Short exercise: Find how many lines in the material hold the word "Daqing", then state that number and nothing more.

Records shown:
** start **

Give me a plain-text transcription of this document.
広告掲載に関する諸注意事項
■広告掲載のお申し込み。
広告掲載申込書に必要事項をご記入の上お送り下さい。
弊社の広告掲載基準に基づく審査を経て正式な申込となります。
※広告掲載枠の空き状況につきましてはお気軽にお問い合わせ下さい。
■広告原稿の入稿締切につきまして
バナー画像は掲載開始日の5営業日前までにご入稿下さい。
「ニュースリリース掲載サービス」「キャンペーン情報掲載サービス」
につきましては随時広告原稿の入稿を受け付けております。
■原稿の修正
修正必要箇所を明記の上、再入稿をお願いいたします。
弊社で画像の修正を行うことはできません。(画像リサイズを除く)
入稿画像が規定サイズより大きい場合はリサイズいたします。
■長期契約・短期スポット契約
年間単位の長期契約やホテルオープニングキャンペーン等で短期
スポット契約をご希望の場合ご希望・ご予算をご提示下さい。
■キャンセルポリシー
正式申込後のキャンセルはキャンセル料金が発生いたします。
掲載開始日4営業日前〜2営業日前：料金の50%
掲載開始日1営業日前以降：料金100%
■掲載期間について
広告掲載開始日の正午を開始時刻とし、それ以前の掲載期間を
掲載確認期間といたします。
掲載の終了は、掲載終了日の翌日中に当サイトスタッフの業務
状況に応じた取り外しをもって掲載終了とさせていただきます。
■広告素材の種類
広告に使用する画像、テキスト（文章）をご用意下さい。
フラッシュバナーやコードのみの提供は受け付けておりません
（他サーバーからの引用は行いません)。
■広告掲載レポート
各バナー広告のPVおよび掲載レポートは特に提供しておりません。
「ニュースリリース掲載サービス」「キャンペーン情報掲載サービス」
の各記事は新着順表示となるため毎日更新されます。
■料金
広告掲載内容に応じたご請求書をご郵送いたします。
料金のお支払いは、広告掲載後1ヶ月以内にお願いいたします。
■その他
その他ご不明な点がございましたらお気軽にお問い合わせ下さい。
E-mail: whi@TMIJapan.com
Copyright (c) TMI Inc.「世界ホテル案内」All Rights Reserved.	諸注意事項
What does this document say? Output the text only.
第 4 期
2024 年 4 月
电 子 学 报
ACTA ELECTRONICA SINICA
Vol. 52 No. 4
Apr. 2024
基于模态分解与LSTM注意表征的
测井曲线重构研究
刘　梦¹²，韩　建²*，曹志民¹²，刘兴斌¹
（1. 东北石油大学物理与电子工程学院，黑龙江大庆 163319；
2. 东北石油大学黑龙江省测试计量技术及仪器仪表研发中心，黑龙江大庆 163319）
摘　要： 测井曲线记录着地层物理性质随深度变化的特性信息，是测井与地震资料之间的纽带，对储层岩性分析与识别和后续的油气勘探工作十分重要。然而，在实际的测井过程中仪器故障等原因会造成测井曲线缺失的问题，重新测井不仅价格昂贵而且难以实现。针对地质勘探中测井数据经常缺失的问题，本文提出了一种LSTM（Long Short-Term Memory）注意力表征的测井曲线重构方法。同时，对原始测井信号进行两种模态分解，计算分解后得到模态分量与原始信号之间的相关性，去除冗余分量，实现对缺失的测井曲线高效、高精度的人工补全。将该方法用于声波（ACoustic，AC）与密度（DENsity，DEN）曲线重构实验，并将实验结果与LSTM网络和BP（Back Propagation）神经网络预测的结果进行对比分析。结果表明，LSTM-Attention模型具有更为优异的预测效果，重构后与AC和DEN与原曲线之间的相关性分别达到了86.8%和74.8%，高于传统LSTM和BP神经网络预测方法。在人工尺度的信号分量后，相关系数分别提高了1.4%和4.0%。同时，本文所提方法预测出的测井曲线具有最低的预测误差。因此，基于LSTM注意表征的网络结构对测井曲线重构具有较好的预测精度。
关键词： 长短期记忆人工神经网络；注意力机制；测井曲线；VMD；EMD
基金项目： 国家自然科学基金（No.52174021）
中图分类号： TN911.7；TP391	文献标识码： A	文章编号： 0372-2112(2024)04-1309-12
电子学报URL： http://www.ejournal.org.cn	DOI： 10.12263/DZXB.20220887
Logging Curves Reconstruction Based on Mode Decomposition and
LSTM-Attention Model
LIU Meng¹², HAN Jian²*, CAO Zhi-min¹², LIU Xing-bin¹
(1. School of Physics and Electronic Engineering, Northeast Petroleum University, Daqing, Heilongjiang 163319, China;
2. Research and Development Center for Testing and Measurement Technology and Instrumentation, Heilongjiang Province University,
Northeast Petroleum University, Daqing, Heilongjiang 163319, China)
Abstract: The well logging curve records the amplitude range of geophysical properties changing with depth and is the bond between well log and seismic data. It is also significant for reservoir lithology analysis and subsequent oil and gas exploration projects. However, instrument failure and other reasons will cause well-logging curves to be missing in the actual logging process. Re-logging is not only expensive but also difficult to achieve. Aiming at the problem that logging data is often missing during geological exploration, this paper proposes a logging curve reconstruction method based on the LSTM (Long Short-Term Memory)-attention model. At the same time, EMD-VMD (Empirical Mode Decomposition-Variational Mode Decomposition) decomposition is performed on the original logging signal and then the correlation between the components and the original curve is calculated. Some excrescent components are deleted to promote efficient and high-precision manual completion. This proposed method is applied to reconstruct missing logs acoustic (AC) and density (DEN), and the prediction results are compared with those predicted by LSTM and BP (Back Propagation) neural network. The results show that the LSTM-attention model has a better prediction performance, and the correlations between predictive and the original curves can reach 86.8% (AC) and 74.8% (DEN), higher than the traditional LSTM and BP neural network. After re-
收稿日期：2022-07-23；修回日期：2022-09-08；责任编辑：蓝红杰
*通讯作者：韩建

** end **

Response: 2